Input material:
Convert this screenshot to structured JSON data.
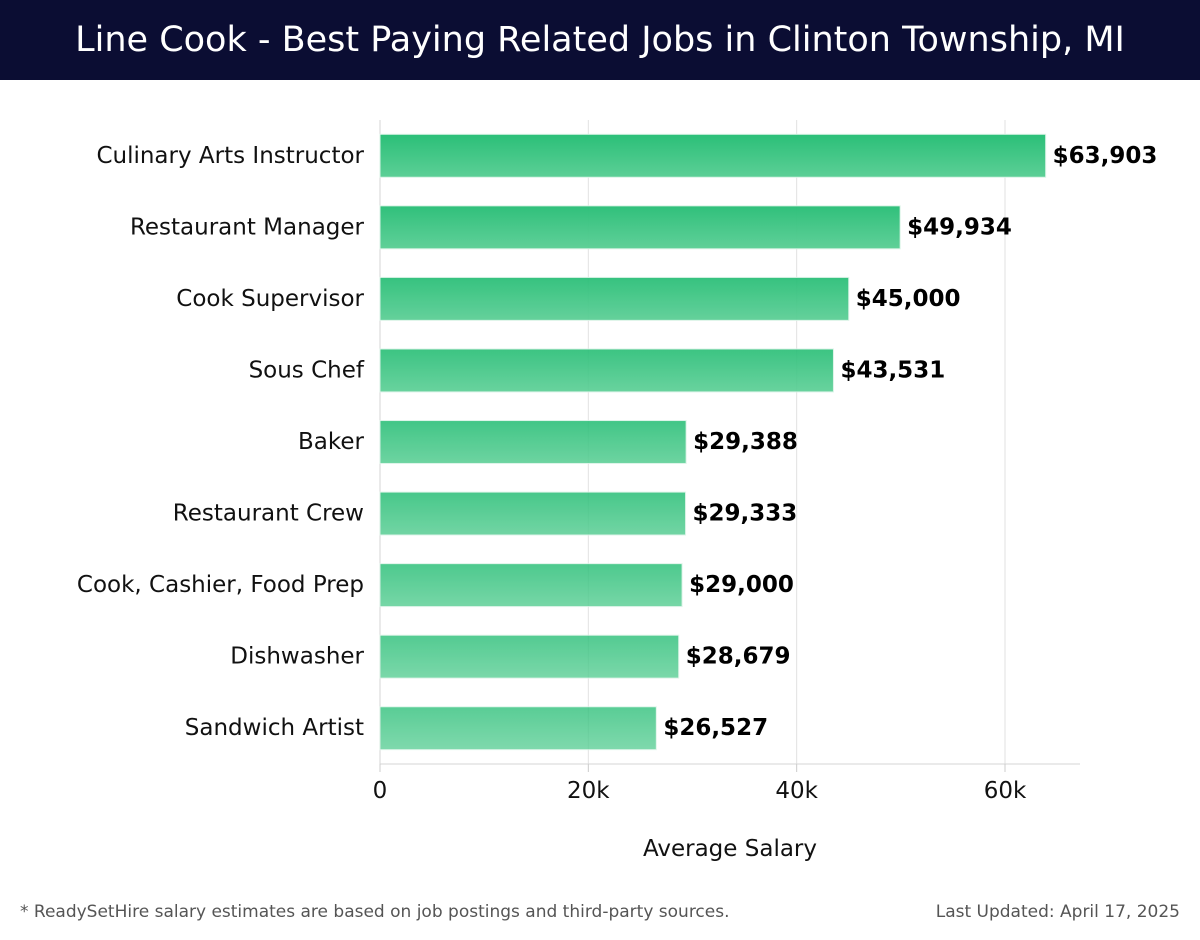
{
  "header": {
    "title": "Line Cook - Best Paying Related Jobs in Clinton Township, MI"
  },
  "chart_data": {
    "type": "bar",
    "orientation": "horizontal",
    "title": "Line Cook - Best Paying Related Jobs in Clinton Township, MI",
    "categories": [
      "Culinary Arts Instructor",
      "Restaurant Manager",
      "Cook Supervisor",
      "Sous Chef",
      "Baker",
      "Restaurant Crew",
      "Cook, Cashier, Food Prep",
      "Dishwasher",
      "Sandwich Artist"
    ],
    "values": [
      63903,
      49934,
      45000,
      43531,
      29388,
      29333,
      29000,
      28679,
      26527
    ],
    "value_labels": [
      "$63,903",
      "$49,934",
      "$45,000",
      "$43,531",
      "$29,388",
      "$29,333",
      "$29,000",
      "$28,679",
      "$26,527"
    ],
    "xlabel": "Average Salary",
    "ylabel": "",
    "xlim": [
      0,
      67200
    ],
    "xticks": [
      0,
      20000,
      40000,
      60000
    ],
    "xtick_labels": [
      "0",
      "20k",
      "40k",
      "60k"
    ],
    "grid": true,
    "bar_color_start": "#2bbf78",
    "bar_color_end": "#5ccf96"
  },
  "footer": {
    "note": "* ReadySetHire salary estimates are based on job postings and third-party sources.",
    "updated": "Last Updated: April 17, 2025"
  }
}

==

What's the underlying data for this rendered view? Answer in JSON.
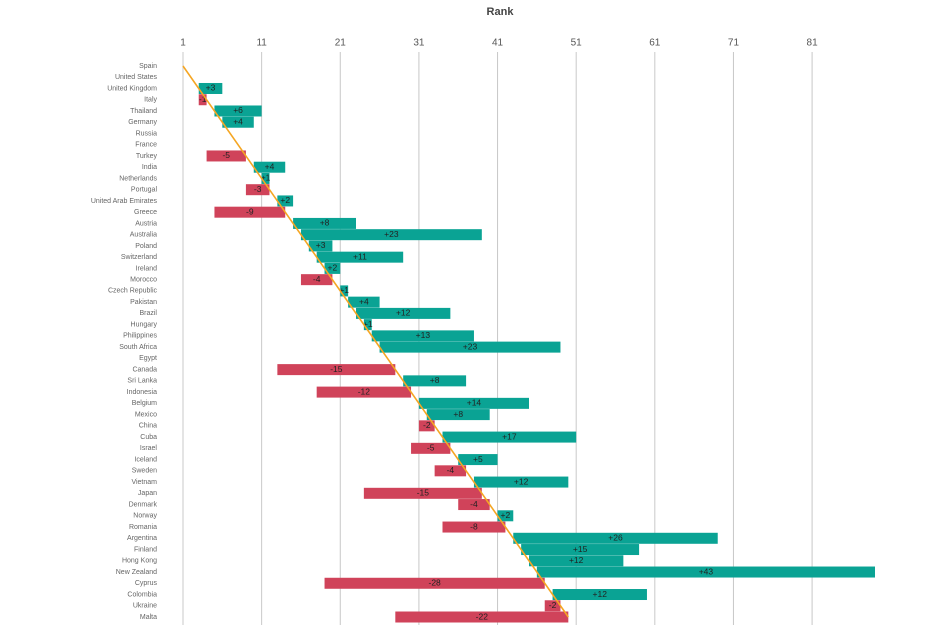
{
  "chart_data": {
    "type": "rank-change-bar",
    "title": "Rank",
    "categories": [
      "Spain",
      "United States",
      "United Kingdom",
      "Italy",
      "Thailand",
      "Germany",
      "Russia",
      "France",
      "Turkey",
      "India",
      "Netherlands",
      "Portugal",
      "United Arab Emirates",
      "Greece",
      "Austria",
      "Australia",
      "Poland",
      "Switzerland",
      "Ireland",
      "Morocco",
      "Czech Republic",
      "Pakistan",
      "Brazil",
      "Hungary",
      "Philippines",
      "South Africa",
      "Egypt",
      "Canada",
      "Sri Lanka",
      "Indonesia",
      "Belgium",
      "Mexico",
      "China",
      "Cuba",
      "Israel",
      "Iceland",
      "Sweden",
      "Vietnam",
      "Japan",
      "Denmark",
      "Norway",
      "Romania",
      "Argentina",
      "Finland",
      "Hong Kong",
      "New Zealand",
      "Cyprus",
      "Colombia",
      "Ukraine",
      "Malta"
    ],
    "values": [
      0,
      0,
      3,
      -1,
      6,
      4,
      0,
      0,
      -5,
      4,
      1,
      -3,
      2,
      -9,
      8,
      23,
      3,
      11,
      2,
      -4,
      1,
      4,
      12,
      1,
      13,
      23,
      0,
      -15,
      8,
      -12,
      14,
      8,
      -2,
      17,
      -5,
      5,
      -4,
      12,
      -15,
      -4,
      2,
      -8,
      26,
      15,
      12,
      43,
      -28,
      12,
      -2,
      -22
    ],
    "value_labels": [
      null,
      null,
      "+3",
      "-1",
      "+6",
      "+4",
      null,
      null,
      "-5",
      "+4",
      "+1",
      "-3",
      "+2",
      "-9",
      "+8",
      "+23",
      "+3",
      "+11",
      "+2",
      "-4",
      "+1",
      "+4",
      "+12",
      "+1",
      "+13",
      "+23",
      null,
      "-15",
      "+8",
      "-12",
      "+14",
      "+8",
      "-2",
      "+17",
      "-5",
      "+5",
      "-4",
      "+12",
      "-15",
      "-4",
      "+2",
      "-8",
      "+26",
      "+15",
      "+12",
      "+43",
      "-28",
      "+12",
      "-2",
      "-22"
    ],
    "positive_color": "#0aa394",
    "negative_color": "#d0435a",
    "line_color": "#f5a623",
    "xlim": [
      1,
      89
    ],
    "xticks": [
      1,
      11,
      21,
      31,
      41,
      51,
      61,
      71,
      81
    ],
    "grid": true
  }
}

...

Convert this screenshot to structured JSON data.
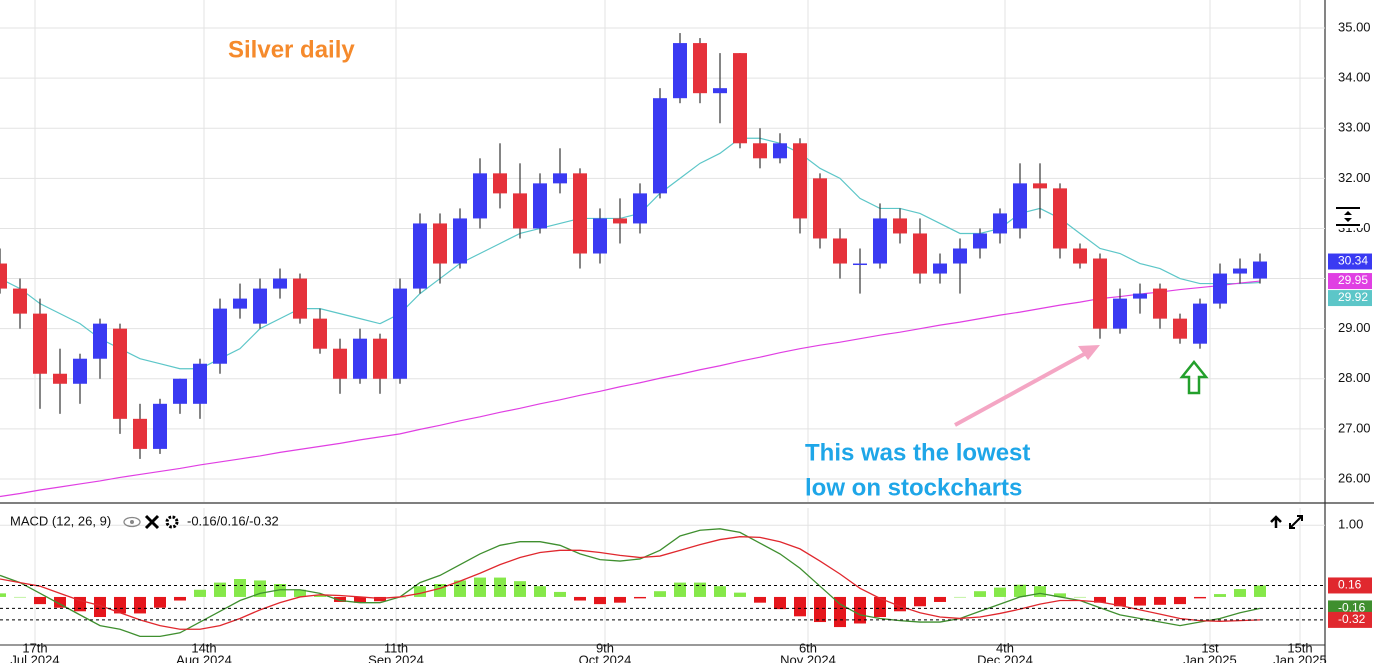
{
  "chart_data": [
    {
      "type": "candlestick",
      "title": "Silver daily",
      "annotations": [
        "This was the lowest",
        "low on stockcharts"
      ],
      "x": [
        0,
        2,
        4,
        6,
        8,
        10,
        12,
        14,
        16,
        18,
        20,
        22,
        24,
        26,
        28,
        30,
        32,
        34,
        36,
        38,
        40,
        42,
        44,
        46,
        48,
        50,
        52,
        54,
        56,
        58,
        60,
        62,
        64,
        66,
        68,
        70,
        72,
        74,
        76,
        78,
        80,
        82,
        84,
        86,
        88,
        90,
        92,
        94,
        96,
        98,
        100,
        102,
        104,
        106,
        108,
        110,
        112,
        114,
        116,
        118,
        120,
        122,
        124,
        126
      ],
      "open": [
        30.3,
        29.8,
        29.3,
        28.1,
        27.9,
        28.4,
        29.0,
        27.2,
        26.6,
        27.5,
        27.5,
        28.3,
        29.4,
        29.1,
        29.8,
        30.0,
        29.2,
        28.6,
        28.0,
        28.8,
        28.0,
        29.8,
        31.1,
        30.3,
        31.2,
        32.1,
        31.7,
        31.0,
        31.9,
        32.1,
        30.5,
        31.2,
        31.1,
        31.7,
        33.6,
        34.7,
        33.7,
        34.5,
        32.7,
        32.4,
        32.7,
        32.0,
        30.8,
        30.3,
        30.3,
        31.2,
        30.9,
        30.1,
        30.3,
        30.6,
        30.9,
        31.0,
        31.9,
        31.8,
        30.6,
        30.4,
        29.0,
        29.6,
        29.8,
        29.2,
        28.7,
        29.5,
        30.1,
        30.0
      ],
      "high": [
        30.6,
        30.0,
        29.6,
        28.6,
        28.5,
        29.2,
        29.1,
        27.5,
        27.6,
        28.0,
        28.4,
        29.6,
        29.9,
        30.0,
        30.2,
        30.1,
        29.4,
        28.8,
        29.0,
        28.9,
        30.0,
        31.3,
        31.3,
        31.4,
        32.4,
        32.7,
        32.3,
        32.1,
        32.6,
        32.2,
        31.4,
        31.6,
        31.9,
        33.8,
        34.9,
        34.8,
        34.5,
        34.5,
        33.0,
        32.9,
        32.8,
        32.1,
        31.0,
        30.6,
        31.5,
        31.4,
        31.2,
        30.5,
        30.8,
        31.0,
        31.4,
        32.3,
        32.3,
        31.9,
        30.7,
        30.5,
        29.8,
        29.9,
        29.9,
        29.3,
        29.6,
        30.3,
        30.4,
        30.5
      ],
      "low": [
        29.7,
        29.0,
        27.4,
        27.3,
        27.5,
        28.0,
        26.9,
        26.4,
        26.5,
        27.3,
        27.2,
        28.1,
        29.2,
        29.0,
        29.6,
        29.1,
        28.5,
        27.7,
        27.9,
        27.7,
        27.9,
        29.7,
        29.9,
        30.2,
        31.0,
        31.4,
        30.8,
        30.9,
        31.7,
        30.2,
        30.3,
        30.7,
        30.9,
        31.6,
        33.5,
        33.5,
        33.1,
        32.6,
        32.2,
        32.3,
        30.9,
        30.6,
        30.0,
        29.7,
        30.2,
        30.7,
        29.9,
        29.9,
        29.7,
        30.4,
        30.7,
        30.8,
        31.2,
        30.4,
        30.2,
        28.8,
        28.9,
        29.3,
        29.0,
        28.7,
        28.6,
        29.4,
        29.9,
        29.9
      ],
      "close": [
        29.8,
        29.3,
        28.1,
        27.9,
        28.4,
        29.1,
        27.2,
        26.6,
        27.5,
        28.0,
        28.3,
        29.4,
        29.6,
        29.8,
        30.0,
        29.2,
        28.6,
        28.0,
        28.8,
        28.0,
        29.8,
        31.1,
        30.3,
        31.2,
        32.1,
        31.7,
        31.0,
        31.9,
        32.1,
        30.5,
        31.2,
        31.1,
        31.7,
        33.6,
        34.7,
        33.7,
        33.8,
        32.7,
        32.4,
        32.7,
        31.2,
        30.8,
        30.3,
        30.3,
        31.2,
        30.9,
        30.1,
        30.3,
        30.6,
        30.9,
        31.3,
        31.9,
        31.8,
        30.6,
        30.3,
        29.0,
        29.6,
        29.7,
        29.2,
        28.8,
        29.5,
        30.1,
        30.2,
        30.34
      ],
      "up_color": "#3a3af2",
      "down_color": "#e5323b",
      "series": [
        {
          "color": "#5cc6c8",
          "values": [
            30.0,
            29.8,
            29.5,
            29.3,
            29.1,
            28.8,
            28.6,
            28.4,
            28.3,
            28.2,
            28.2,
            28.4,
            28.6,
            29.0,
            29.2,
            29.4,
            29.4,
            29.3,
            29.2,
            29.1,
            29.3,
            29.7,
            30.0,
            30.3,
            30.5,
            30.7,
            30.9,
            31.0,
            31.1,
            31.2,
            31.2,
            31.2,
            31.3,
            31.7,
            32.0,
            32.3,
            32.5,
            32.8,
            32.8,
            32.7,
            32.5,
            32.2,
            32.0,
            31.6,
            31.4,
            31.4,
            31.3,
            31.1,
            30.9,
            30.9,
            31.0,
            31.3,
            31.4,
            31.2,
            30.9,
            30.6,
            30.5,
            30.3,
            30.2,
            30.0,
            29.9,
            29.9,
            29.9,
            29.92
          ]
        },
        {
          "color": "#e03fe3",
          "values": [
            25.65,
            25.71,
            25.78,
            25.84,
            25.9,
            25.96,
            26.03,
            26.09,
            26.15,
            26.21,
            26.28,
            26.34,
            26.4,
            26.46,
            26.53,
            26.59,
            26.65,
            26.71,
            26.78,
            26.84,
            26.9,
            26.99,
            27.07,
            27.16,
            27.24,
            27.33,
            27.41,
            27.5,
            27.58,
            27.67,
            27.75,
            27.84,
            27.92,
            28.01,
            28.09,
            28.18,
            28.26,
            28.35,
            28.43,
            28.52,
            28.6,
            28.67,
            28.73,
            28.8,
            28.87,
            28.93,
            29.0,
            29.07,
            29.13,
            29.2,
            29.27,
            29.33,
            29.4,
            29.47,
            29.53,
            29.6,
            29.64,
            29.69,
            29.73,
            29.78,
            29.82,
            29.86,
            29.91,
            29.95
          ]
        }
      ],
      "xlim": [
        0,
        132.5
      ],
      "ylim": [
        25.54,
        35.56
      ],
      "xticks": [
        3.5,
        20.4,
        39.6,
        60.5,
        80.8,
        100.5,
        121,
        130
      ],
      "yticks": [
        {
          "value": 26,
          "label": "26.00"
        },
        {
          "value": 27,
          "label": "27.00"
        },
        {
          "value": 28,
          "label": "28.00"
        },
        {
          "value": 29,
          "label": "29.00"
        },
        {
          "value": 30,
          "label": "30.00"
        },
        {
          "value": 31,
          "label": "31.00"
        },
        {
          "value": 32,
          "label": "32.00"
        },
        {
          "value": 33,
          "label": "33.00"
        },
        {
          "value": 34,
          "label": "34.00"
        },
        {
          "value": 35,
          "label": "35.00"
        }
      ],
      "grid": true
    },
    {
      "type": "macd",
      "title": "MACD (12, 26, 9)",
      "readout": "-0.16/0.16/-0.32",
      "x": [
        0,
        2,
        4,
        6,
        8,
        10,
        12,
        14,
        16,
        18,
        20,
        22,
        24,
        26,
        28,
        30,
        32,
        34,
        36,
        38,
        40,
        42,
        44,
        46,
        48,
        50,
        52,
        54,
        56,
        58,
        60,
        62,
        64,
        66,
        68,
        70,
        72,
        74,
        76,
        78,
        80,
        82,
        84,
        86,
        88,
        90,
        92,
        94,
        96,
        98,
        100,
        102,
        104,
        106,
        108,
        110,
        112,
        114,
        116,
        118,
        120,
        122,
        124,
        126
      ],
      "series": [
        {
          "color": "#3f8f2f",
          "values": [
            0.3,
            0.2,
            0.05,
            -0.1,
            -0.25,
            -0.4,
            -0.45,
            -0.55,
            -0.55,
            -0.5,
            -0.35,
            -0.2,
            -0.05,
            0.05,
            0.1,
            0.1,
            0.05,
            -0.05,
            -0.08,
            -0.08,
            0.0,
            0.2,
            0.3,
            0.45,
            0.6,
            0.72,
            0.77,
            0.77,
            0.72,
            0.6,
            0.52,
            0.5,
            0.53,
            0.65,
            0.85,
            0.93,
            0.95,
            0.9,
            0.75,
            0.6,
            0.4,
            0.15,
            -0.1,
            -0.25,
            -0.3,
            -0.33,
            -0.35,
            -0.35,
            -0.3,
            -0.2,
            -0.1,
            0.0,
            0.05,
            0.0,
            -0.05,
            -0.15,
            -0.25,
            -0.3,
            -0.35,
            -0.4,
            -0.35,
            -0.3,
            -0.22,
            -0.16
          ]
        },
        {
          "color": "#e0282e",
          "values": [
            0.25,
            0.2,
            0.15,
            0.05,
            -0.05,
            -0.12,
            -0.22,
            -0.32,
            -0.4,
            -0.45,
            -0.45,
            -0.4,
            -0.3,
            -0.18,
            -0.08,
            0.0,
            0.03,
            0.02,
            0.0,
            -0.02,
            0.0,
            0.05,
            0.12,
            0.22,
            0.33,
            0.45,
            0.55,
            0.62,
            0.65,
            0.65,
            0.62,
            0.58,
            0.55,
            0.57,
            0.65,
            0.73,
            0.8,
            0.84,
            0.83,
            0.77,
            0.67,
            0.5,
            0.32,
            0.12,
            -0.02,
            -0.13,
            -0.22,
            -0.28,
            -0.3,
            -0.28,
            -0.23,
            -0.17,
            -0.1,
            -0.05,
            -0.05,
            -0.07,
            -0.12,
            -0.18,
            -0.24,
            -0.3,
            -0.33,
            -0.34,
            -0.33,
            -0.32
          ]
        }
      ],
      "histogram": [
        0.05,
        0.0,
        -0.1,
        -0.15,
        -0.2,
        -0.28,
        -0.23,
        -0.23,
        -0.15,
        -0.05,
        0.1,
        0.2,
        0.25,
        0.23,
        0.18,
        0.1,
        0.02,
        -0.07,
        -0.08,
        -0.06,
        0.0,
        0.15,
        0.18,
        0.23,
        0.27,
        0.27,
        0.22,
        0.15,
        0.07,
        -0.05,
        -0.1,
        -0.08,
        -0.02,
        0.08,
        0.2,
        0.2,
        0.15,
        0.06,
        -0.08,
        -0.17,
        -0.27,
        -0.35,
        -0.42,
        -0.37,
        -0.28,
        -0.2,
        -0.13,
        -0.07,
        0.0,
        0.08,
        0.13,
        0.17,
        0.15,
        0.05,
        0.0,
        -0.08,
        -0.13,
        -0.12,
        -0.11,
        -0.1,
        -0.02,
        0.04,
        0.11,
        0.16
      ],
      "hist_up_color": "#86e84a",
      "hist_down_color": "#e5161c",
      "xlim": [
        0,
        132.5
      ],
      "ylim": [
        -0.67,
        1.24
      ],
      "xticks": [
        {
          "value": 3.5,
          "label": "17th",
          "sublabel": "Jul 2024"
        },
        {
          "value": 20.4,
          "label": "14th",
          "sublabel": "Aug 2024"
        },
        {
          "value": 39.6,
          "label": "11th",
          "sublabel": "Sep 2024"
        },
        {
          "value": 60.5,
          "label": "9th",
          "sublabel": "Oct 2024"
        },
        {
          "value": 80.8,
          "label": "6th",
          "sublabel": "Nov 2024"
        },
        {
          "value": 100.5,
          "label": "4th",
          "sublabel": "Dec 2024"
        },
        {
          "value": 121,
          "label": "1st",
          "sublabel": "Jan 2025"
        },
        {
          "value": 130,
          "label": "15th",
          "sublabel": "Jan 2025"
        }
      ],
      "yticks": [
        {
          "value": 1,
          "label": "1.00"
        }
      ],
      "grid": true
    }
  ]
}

Your goal: Find the lines holding "Best" and list every one.

Result for this task:
    "title": "Line Cook - Best Paying Related Jobs in Clinton Township, MI"
    "title": "Line Cook - Best Paying Related Jobs in Clinton Township, MI",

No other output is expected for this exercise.